Records for the exercise:
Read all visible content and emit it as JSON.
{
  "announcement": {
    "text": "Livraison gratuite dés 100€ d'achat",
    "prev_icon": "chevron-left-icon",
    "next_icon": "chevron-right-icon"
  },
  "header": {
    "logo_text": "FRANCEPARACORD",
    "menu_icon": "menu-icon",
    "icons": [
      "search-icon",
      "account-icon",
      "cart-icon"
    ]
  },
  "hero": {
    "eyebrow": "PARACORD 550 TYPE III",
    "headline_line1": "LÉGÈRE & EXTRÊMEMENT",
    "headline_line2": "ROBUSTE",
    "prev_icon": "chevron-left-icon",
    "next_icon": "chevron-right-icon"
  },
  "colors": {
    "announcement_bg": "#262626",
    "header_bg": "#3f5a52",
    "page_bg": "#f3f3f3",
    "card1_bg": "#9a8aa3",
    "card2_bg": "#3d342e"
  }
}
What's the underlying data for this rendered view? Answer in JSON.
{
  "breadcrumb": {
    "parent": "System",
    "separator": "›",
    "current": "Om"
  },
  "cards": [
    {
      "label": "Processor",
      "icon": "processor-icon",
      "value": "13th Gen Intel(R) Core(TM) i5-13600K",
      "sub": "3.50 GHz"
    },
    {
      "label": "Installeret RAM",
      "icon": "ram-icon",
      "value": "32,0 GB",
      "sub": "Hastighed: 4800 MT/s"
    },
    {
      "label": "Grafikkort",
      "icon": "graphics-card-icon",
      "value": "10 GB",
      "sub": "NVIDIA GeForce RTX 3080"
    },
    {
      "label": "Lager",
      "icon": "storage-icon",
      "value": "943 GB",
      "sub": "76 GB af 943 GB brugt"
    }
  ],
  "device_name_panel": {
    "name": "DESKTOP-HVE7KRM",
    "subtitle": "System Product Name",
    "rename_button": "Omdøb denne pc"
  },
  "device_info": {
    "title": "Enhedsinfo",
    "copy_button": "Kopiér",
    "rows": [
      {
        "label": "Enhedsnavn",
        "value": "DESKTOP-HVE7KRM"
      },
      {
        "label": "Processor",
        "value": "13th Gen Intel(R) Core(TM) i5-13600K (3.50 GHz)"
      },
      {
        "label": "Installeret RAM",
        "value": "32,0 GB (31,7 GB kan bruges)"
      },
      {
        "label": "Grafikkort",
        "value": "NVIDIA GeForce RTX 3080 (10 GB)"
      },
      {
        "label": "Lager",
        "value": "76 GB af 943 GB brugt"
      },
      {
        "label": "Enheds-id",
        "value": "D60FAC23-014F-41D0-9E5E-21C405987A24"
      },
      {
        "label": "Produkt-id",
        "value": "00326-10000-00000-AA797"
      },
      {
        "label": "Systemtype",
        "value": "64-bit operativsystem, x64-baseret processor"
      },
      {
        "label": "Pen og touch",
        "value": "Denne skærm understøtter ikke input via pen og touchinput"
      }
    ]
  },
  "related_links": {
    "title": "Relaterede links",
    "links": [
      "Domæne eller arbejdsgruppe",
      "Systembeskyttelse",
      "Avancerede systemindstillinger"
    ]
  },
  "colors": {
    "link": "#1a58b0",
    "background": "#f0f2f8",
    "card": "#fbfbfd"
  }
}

What you will do:
Transcribe all entries exactly as they are given.

Task result:
Read all visible content and emit it as JSON.
{
  "announcement": {
    "text": "Livraison gratuite dés 100€ d'achat",
    "prev_icon": "chevron-left-icon",
    "next_icon": "chevron-right-icon"
  },
  "header": {
    "logo_text": "FRANCEPARACORD",
    "menu_icon": "menu-icon",
    "icons": [
      "search-icon",
      "account-icon",
      "cart-icon"
    ]
  },
  "hero": {
    "eyebrow": "PARACORD 550 TYPE III",
    "headline_line1": "LÉGÈRE & EXTRÊMEMENT",
    "headline_line2": "ROBUSTE",
    "prev_icon": "chevron-left-icon",
    "next_icon": "chevron-right-icon"
  },
  "colors": {
    "announcement_bg": "#262626",
    "header_bg": "#3f5a52",
    "page_bg": "#f3f3f3",
    "card1_bg": "#9a8aa3",
    "card2_bg": "#3d342e"
  }
}
What's the underlying data for this rendered view? Answer in JSON.
{
  "breadcrumb": {
    "parent": "System",
    "separator": "›",
    "current": "Om"
  },
  "cards": [
    {
      "label": "Processor",
      "icon": "processor-icon",
      "value": "13th Gen Intel(R) Core(TM) i5-13600K",
      "sub": "3.50 GHz"
    },
    {
      "label": "Installeret RAM",
      "icon": "ram-icon",
      "value": "32,0 GB",
      "sub": "Hastighed: 4800 MT/s"
    },
    {
      "label": "Grafikkort",
      "icon": "graphics-card-icon",
      "value": "10 GB",
      "sub": "NVIDIA GeForce RTX 3080"
    },
    {
      "label": "Lager",
      "icon": "storage-icon",
      "value": "943 GB",
      "sub": "76 GB af 943 GB brugt"
    }
  ],
  "device_name_panel": {
    "name": "DESKTOP-HVE7KRM",
    "subtitle": "System Product Name",
    "rename_button": "Omdøb denne pc"
  },
  "device_info": {
    "title": "Enhedsinfo",
    "copy_button": "Kopiér",
    "rows": [
      {
        "label": "Enhedsnavn",
        "value": "DESKTOP-HVE7KRM"
      },
      {
        "label": "Processor",
        "value": "13th Gen Intel(R) Core(TM) i5-13600K (3.50 GHz)"
      },
      {
        "label": "Installeret RAM",
        "value": "32,0 GB (31,7 GB kan bruges)"
      },
      {
        "label": "Grafikkort",
        "value": "NVIDIA GeForce RTX 3080 (10 GB)"
      },
      {
        "label": "Lager",
        "value": "76 GB af 943 GB brugt"
      },
      {
        "label": "Enheds-id",
        "value": "D60FAC23-014F-41D0-9E5E-21C405987A24"
      },
      {
        "label": "Produkt-id",
        "value": "00326-10000-00000-AA797"
      },
      {
        "label": "Systemtype",
        "value": "64-bit operativsystem, x64-baseret processor"
      },
      {
        "label": "Pen og touch",
        "value": "Denne skærm understøtter ikke input via pen og touchinput"
      }
    ]
  },
  "related_links": {
    "title": "Relaterede links",
    "links": [
      "Domæne eller arbejdsgruppe",
      "Systembeskyttelse",
      "Avancerede systemindstillinger"
    ]
  },
  "colors": {
    "link": "#1a58b0",
    "background": "#f0f2f8",
    "card": "#fbfbfd"
  }
}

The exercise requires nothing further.